┌─ Available data

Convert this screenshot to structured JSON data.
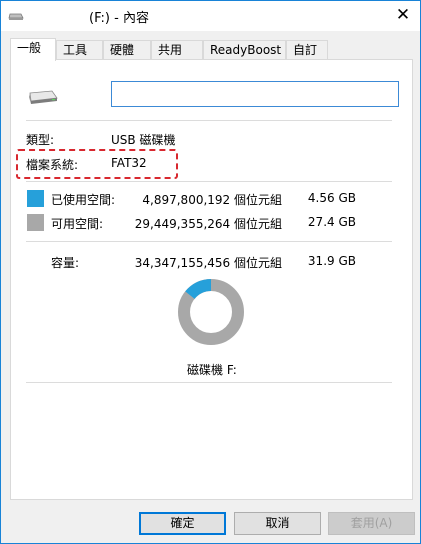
{
  "window": {
    "title": "(F:) - 內容",
    "close_glyph": "✕"
  },
  "tabs": [
    {
      "label": "一般",
      "active": true
    },
    {
      "label": "工具",
      "active": false
    },
    {
      "label": "硬體",
      "active": false
    },
    {
      "label": "共用",
      "active": false
    },
    {
      "label": "ReadyBoost",
      "active": false
    },
    {
      "label": "自訂",
      "active": false
    }
  ],
  "general": {
    "volume_name_value": "",
    "type_label": "類型:",
    "type_value": "USB 磁碟機",
    "fs_label": "檔案系統:",
    "fs_value": "FAT32",
    "used": {
      "label": "已使用空間:",
      "bytes": "4,897,800,192 個位元組",
      "size": "4.56 GB",
      "color": "#26a0da"
    },
    "free": {
      "label": "可用空間:",
      "bytes": "29,449,355,264 個位元組",
      "size": "27.4 GB",
      "color": "#a8a8a8"
    },
    "capacity": {
      "label": "容量:",
      "bytes": "34,347,155,456 個位元組",
      "size": "31.9 GB"
    },
    "used_fraction": 0.1426,
    "drive_caption": "磁碟機 F:"
  },
  "highlight_color": "#d8282f",
  "buttons": {
    "ok": "確定",
    "cancel": "取消",
    "apply": "套用(A)"
  }
}
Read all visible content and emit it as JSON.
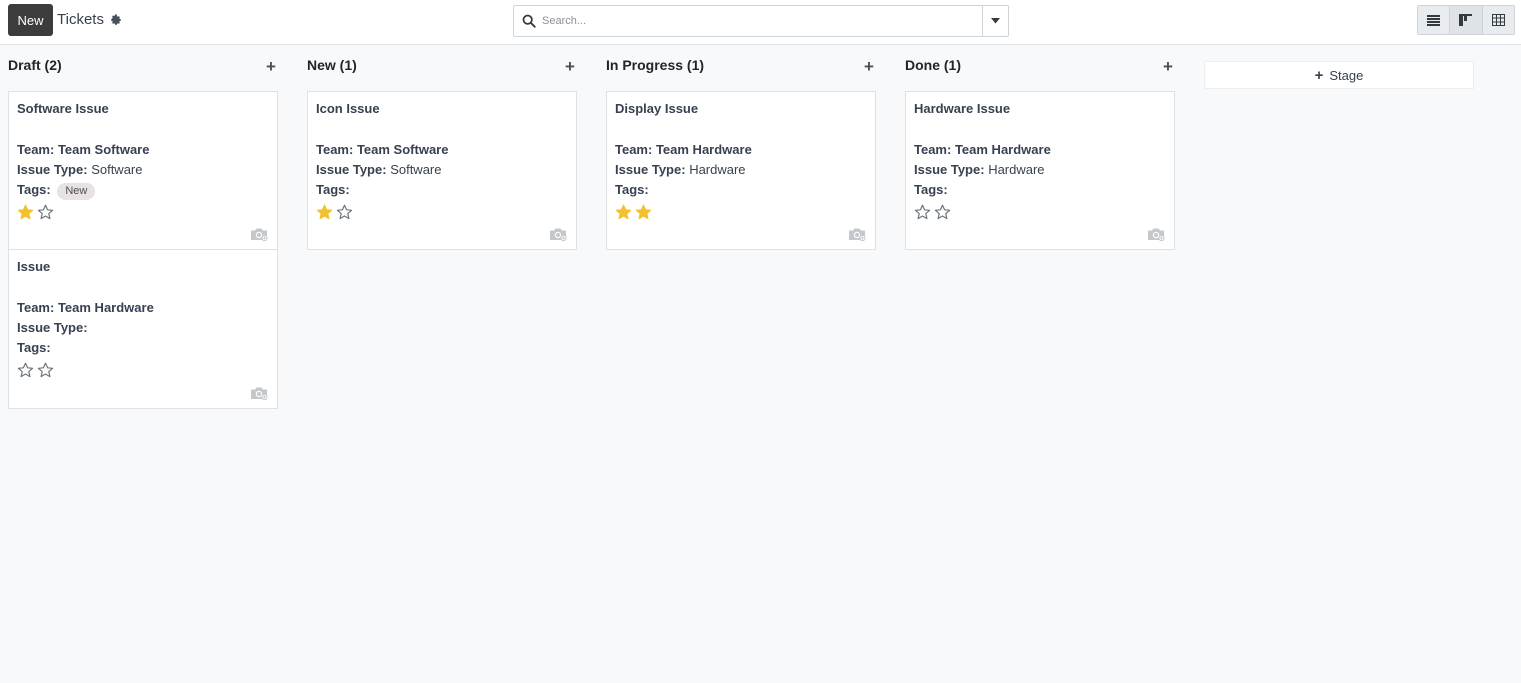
{
  "header": {
    "new_label": "New",
    "title": "Tickets",
    "settings_icon": "gear-icon",
    "search_placeholder": "Search...",
    "search_icon": "search-icon",
    "views": [
      "list-view-icon",
      "kanban-view-icon",
      "pivot-view-icon"
    ]
  },
  "colors": {
    "star_filled": "#f3c130",
    "star_empty": "#6c757d",
    "new_button": "#3c3c3c"
  },
  "columns": [
    {
      "title": "Draft (2)",
      "cards": [
        {
          "title": "Software Issue",
          "team_label": "Team:",
          "team": "Team Software",
          "type_label": "Issue Type:",
          "type": "Software",
          "tags_label": "Tags:",
          "tags": [
            "New"
          ],
          "priority": 1
        },
        {
          "title": "Issue",
          "team_label": "Team:",
          "team": "Team Hardware",
          "type_label": "Issue Type:",
          "type": "",
          "tags_label": "Tags:",
          "tags": [],
          "priority": 0
        }
      ]
    },
    {
      "title": "New (1)",
      "cards": [
        {
          "title": "Icon Issue",
          "team_label": "Team:",
          "team": "Team Software",
          "type_label": "Issue Type:",
          "type": "Software",
          "tags_label": "Tags:",
          "tags": [],
          "priority": 1
        }
      ]
    },
    {
      "title": "In Progress (1)",
      "cards": [
        {
          "title": "Display Issue",
          "team_label": "Team:",
          "team": "Team Hardware",
          "type_label": "Issue Type:",
          "type": "Hardware",
          "tags_label": "Tags:",
          "tags": [],
          "priority": 2
        }
      ]
    },
    {
      "title": "Done (1)",
      "cards": [
        {
          "title": "Hardware Issue",
          "team_label": "Team:",
          "team": "Team Hardware",
          "type_label": "Issue Type:",
          "type": "Hardware",
          "tags_label": "Tags:",
          "tags": [],
          "priority": 0
        }
      ]
    }
  ],
  "add_stage_label": "Stage"
}
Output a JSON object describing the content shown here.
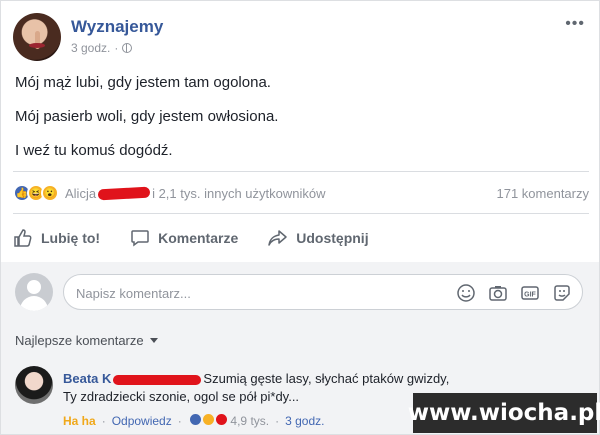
{
  "post": {
    "page_name": "Wyznajemy",
    "time": "3 godz.",
    "more_label": "•••",
    "lines": [
      "Mój mąż lubi, gdy jestem tam ogolona.",
      "Mój pasierb woli, gdy jestem owłosiona.",
      "I weź tu komuś dogódź."
    ]
  },
  "reactions": {
    "first_name": "Alicja",
    "others": "i 2,1 tys. innych użytkowników",
    "comments_count": "171 komentarzy",
    "icons": [
      "like-icon",
      "haha-icon",
      "wow-icon"
    ],
    "colors": {
      "like": "#4267b2",
      "emoji": "#f7b125"
    }
  },
  "actions": {
    "like": "Lubię to!",
    "comment": "Komentarze",
    "share": "Udostępnij"
  },
  "comment_box": {
    "placeholder": "Napisz komentarz...",
    "icons": [
      "emoji-icon",
      "camera-icon",
      "gif-icon",
      "sticker-icon"
    ]
  },
  "comments_filter": "Najlepsze komentarze",
  "top_comment": {
    "author": "Beata K",
    "text_line1": "Szumią gęste lasy, słychać ptaków gwizdy,",
    "text_line2": "Ty zdradziecki szonie, ogol se pół pi*dy...",
    "haha": "Ha ha",
    "dot": "·",
    "reply": "Odpowiedz",
    "reaction_count": "4,9 tys.",
    "time": "3 godz."
  },
  "watermark": "www.wiocha.pl",
  "theme": {
    "link": "#365899",
    "muted": "#90949c",
    "redaction": "#e0131b"
  }
}
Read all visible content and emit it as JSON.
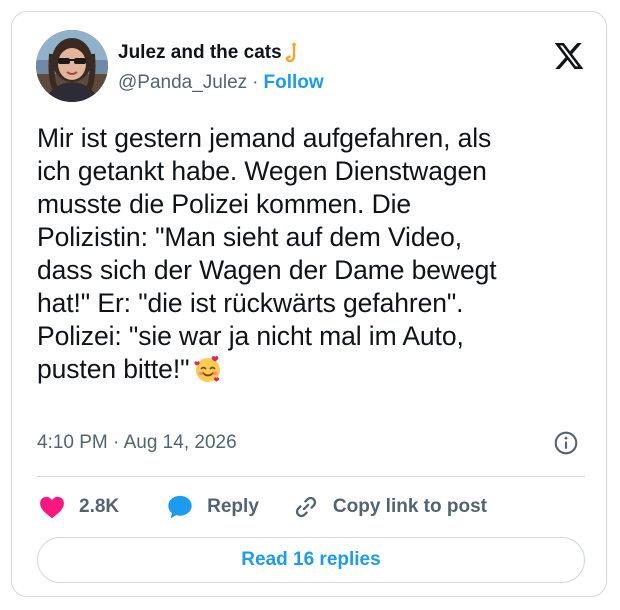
{
  "author": {
    "display_name": "Julez and the cats",
    "name_emoji": "hook-emoji",
    "handle": "@Panda_Julez",
    "separator": "·",
    "follow_label": "Follow"
  },
  "tweet": {
    "lines": [
      "Mir ist gestern jemand aufgefahren, als",
      "ich getankt habe. Wegen Dienstwagen",
      "musste die Polizei kommen. Die",
      "Polizistin: \"Man sieht auf dem Video,",
      "dass sich der Wagen der Dame bewegt",
      "hat!\" Er: \"die ist rückwärts gefahren\".",
      "Polizei: \"sie war ja nicht mal im Auto,",
      "pusten bitte!\""
    ],
    "trailing_emoji": "smiling-face-with-hearts-emoji"
  },
  "meta": {
    "timestamp": "4:10 PM · Aug 14, 2026",
    "info_icon": "info-icon"
  },
  "actions": {
    "likes_count": "2.8K",
    "reply_label": "Reply",
    "copy_link_label": "Copy link to post"
  },
  "read_replies_label": "Read 16 replies",
  "colors": {
    "accent": "#1d9bf0",
    "heart": "#f91880",
    "text": "#0f1419",
    "secondary": "#536471",
    "border": "#cfd9de"
  }
}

└─

## Exercise requirements
Reproduce all of the entries word for word, skipping any pictures they hold.

## The output
Convert this screenshot to structured JSON data.
{
  "window": {
    "title": "(F:) - 內容",
    "close_glyph": "✕"
  },
  "tabs": [
    {
      "label": "一般",
      "active": true
    },
    {
      "label": "工具",
      "active": false
    },
    {
      "label": "硬體",
      "active": false
    },
    {
      "label": "共用",
      "active": false
    },
    {
      "label": "ReadyBoost",
      "active": false
    },
    {
      "label": "自訂",
      "active": false
    }
  ],
  "general": {
    "volume_name_value": "",
    "type_label": "類型:",
    "type_value": "USB 磁碟機",
    "fs_label": "檔案系統:",
    "fs_value": "FAT32",
    "used": {
      "label": "已使用空間:",
      "bytes": "4,897,800,192 個位元組",
      "size": "4.56 GB",
      "color": "#26a0da"
    },
    "free": {
      "label": "可用空間:",
      "bytes": "29,449,355,264 個位元組",
      "size": "27.4 GB",
      "color": "#a8a8a8"
    },
    "capacity": {
      "label": "容量:",
      "bytes": "34,347,155,456 個位元組",
      "size": "31.9 GB"
    },
    "used_fraction": 0.1426,
    "drive_caption": "磁碟機 F:"
  },
  "highlight_color": "#d8282f",
  "buttons": {
    "ok": "確定",
    "cancel": "取消",
    "apply": "套用(A)"
  }
}
Read all visible content and emit it as JSON.
{
  "header": {
    "new_label": "New",
    "title": "Tickets",
    "settings_icon": "gear-icon",
    "search_placeholder": "Search...",
    "search_icon": "search-icon",
    "views": [
      "list-view-icon",
      "kanban-view-icon",
      "pivot-view-icon"
    ]
  },
  "colors": {
    "star_filled": "#f3c130",
    "star_empty": "#6c757d",
    "new_button": "#3c3c3c"
  },
  "columns": [
    {
      "title": "Draft (2)",
      "cards": [
        {
          "title": "Software Issue",
          "team_label": "Team:",
          "team": "Team Software",
          "type_label": "Issue Type:",
          "type": "Software",
          "tags_label": "Tags:",
          "tags": [
            "New"
          ],
          "priority": 1
        },
        {
          "title": "Issue",
          "team_label": "Team:",
          "team": "Team Hardware",
          "type_label": "Issue Type:",
          "type": "",
          "tags_label": "Tags:",
          "tags": [],
          "priority": 0
        }
      ]
    },
    {
      "title": "New (1)",
      "cards": [
        {
          "title": "Icon Issue",
          "team_label": "Team:",
          "team": "Team Software",
          "type_label": "Issue Type:",
          "type": "Software",
          "tags_label": "Tags:",
          "tags": [],
          "priority": 1
        }
      ]
    },
    {
      "title": "In Progress (1)",
      "cards": [
        {
          "title": "Display Issue",
          "team_label": "Team:",
          "team": "Team Hardware",
          "type_label": "Issue Type:",
          "type": "Hardware",
          "tags_label": "Tags:",
          "tags": [],
          "priority": 2
        }
      ]
    },
    {
      "title": "Done (1)",
      "cards": [
        {
          "title": "Hardware Issue",
          "team_label": "Team:",
          "team": "Team Hardware",
          "type_label": "Issue Type:",
          "type": "Hardware",
          "tags_label": "Tags:",
          "tags": [],
          "priority": 0
        }
      ]
    }
  ],
  "add_stage_label": "Stage"
}
Output a JSON object describing the content shown here.
{
  "post": {
    "page_name": "Wyznajemy",
    "time": "3 godz.",
    "more_label": "•••",
    "lines": [
      "Mój mąż lubi, gdy jestem tam ogolona.",
      "Mój pasierb woli, gdy jestem owłosiona.",
      "I weź tu komuś dogódź."
    ]
  },
  "reactions": {
    "first_name": "Alicja",
    "others": "i 2,1 tys. innych użytkowników",
    "comments_count": "171 komentarzy",
    "icons": [
      "like-icon",
      "haha-icon",
      "wow-icon"
    ],
    "colors": {
      "like": "#4267b2",
      "emoji": "#f7b125"
    }
  },
  "actions": {
    "like": "Lubię to!",
    "comment": "Komentarze",
    "share": "Udostępnij"
  },
  "comment_box": {
    "placeholder": "Napisz komentarz...",
    "icons": [
      "emoji-icon",
      "camera-icon",
      "gif-icon",
      "sticker-icon"
    ]
  },
  "comments_filter": "Najlepsze komentarze",
  "top_comment": {
    "author": "Beata K",
    "text_line1": "Szumią gęste lasy, słychać ptaków gwizdy,",
    "text_line2": "Ty zdradziecki szonie, ogol se pół pi*dy...",
    "haha": "Ha ha",
    "dot": "·",
    "reply": "Odpowiedz",
    "reaction_count": "4,9 tys.",
    "time": "3 godz."
  },
  "watermark": "www.wiocha.pl",
  "theme": {
    "link": "#365899",
    "muted": "#90949c",
    "redaction": "#e0131b"
  }
}
Read all visible content and emit it as JSON.
{
  "author": {
    "display_name": "Julez and the cats",
    "name_emoji": "hook-emoji",
    "handle": "@Panda_Julez",
    "separator": "·",
    "follow_label": "Follow"
  },
  "tweet": {
    "lines": [
      "Mir ist gestern jemand aufgefahren, als",
      "ich getankt habe. Wegen Dienstwagen",
      "musste die Polizei kommen. Die",
      "Polizistin: \"Man sieht auf dem Video,",
      "dass sich der Wagen der Dame bewegt",
      "hat!\" Er: \"die ist rückwärts gefahren\".",
      "Polizei: \"sie war ja nicht mal im Auto,",
      "pusten bitte!\""
    ],
    "trailing_emoji": "smiling-face-with-hearts-emoji"
  },
  "meta": {
    "timestamp": "4:10 PM · Aug 14, 2026",
    "info_icon": "info-icon"
  },
  "actions": {
    "likes_count": "2.8K",
    "reply_label": "Reply",
    "copy_link_label": "Copy link to post"
  },
  "read_replies_label": "Read 16 replies",
  "colors": {
    "accent": "#1d9bf0",
    "heart": "#f91880",
    "text": "#0f1419",
    "secondary": "#536471",
    "border": "#cfd9de"
  }
}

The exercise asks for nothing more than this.